**What to produce:**
Gather up every line from the entries below that uses the word "Positive".

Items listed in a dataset

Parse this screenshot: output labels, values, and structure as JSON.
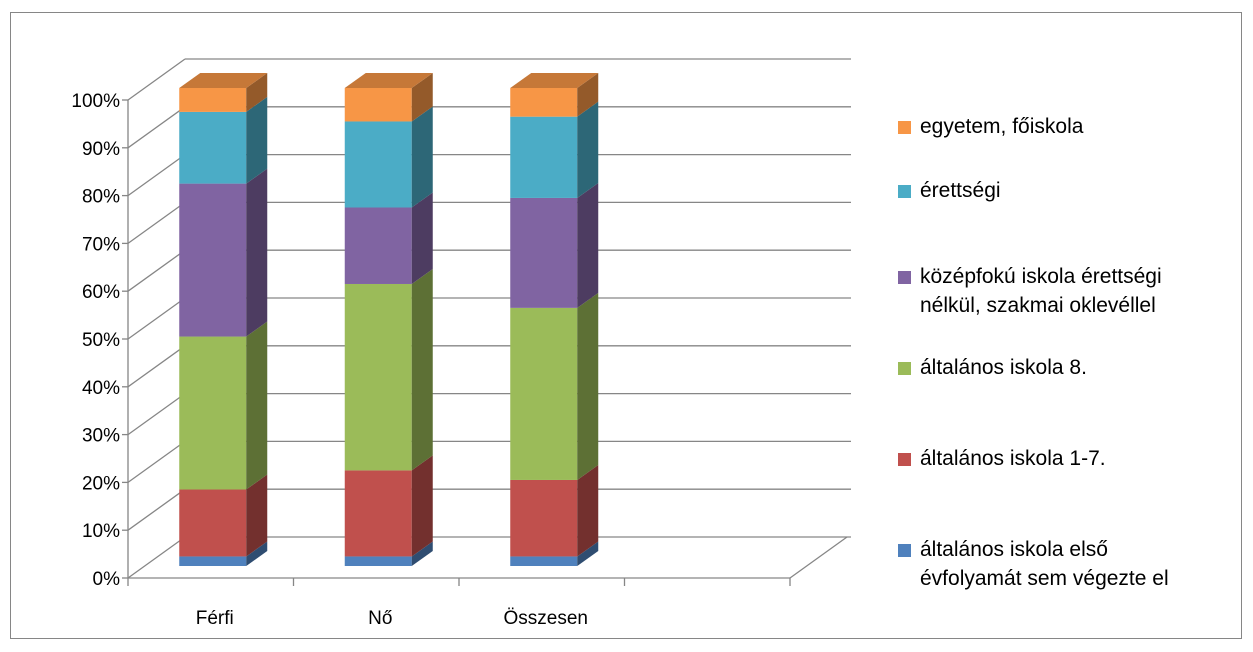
{
  "chart_data": {
    "type": "bar",
    "stacked": true,
    "percent_stacked": true,
    "three_d": true,
    "categories": [
      "Férfi",
      "Nő",
      "Összesen"
    ],
    "y_tick_labels": [
      "0%",
      "10%",
      "20%",
      "30%",
      "40%",
      "50%",
      "60%",
      "70%",
      "80%",
      "90%",
      "100%"
    ],
    "ylim": [
      0,
      100
    ],
    "grid": true,
    "legend_position": "right",
    "series": [
      {
        "name": "általános iskola első évfolyamát sem végezte el",
        "color": "#4f81bd",
        "values": [
          2,
          2,
          2
        ]
      },
      {
        "name": "általános iskola 1-7.",
        "color": "#c0504d",
        "values": [
          14,
          18,
          16
        ]
      },
      {
        "name": "általános iskola 8.",
        "color": "#9bbb59",
        "values": [
          32,
          39,
          36
        ]
      },
      {
        "name": "középfokú iskola érettségi nélkül, szakmai oklevéllel",
        "color": "#8064a2",
        "values": [
          32,
          16,
          23
        ]
      },
      {
        "name": "érettségi",
        "color": "#4bacc6",
        "values": [
          15,
          18,
          17
        ]
      },
      {
        "name": "egyetem, főiskola",
        "color": "#f79646",
        "values": [
          5,
          7,
          6
        ]
      }
    ]
  },
  "legend": {
    "items": [
      {
        "lines": [
          "egyetem, főiskola"
        ],
        "color": "#f79646"
      },
      {
        "lines": [
          "érettségi"
        ],
        "color": "#4bacc6"
      },
      {
        "lines": [
          "középfokú iskola érettségi",
          "nélkül, szakmai oklevéllel"
        ],
        "color": "#8064a2"
      },
      {
        "lines": [
          "általános iskola 8."
        ],
        "color": "#9bbb59"
      },
      {
        "lines": [
          "általános iskola 1-7."
        ],
        "color": "#c0504d"
      },
      {
        "lines": [
          "általános iskola első",
          "évfolyamát sem végezte el"
        ],
        "color": "#4f81bd"
      }
    ]
  }
}
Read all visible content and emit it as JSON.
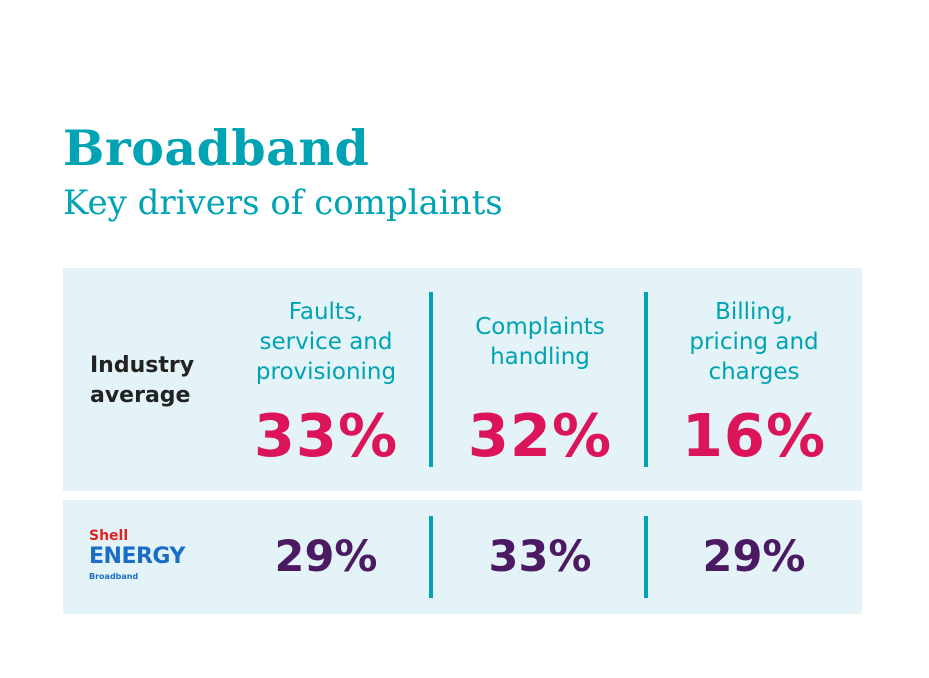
{
  "colors": {
    "teal": "#00a3b4",
    "magenta": "#dc1459",
    "purple": "#4b1a63",
    "panel": "#e3f3f7",
    "logo_red": "#e1231f",
    "logo_blue": "#1a6fc4"
  },
  "chart_data": {
    "type": "table",
    "title": "Broadband",
    "subtitle": "Key drivers of complaints",
    "categories": [
      "Faults,\nservice and\nprovisioning",
      "Complaints\nhandling",
      "Billing,\npricing and\ncharges"
    ],
    "series": [
      {
        "name": "Industry\naverage",
        "values": [
          33,
          32,
          16
        ],
        "labels": [
          "33%",
          "32%",
          "16%"
        ],
        "color": "#dc1459"
      },
      {
        "name": "Shell ENERGY Broadband",
        "values": [
          29,
          33,
          29
        ],
        "labels": [
          "29%",
          "33%",
          "29%"
        ],
        "color": "#4b1a63"
      }
    ]
  },
  "logo": {
    "line1": "Shell",
    "line2": "ENERGY",
    "line3": "Broadband"
  }
}
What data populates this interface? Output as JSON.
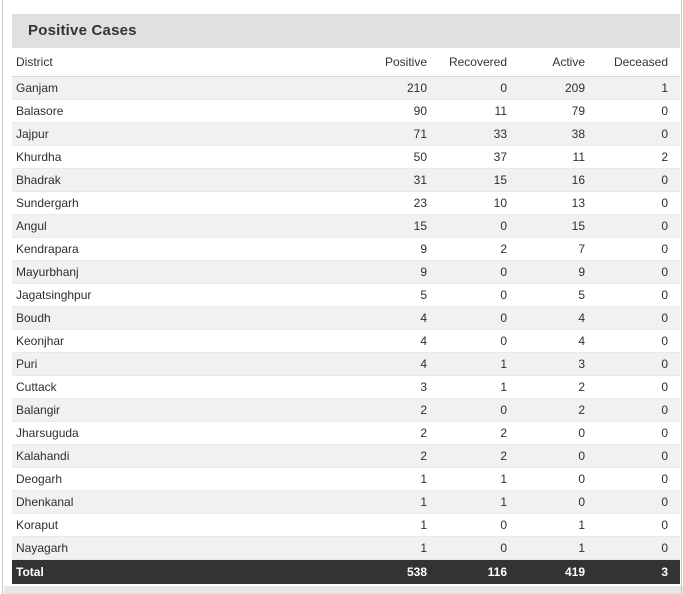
{
  "card": {
    "title": "Positive Cases"
  },
  "chart_data": {
    "type": "table",
    "title": "Positive Cases",
    "columns": [
      "District",
      "Positive",
      "Recovered",
      "Active",
      "Deceased"
    ],
    "rows": [
      [
        "Ganjam",
        210,
        0,
        209,
        1
      ],
      [
        "Balasore",
        90,
        11,
        79,
        0
      ],
      [
        "Jajpur",
        71,
        33,
        38,
        0
      ],
      [
        "Khurdha",
        50,
        37,
        11,
        2
      ],
      [
        "Bhadrak",
        31,
        15,
        16,
        0
      ],
      [
        "Sundergarh",
        23,
        10,
        13,
        0
      ],
      [
        "Angul",
        15,
        0,
        15,
        0
      ],
      [
        "Kendrapara",
        9,
        2,
        7,
        0
      ],
      [
        "Mayurbhanj",
        9,
        0,
        9,
        0
      ],
      [
        "Jagatsinghpur",
        5,
        0,
        5,
        0
      ],
      [
        "Boudh",
        4,
        0,
        4,
        0
      ],
      [
        "Keonjhar",
        4,
        0,
        4,
        0
      ],
      [
        "Puri",
        4,
        1,
        3,
        0
      ],
      [
        "Cuttack",
        3,
        1,
        2,
        0
      ],
      [
        "Balangir",
        2,
        0,
        2,
        0
      ],
      [
        "Jharsuguda",
        2,
        2,
        0,
        0
      ],
      [
        "Kalahandi",
        2,
        2,
        0,
        0
      ],
      [
        "Deogarh",
        1,
        1,
        0,
        0
      ],
      [
        "Dhenkanal",
        1,
        1,
        0,
        0
      ],
      [
        "Koraput",
        1,
        0,
        1,
        0
      ],
      [
        "Nayagarh",
        1,
        0,
        1,
        0
      ]
    ],
    "total_row": [
      "Total",
      538,
      116,
      419,
      3
    ],
    "layout_hints": {
      "striped_rows": true,
      "numeric_columns_right_aligned": true,
      "total_row_position": "bottom"
    }
  },
  "colors": {
    "title_bar_bg": "#e0e0e0",
    "title_text": "#333333",
    "header_text": "#333333",
    "cell_text": "#2e2e2e",
    "stripe_bg": "#f1f1f1",
    "row_border": "#eaeaea",
    "header_border": "#d9d9d9",
    "total_row_bg": "#333333",
    "total_row_text": "#ffffff",
    "page_bg": "#ffffff",
    "window_edge_line": "#c9c9c9",
    "bottom_strip_bg": "#e7e7e7"
  }
}
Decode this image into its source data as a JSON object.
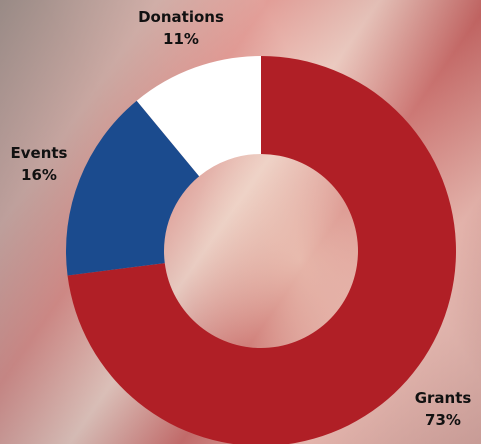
{
  "chart_data": {
    "type": "pie",
    "variant": "donut",
    "categories": [
      "Grants",
      "Events",
      "Donations"
    ],
    "values": [
      73,
      16,
      11
    ],
    "value_labels": [
      "73%",
      "16%",
      "11%"
    ],
    "colors": [
      "#b01f26",
      "#1b4b8e",
      "#ffffff"
    ],
    "title": "",
    "legend": "none"
  }
}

**Task answer:**
    "title": "Positive Cases"
    "title": "Positive Cases",
      "Positive",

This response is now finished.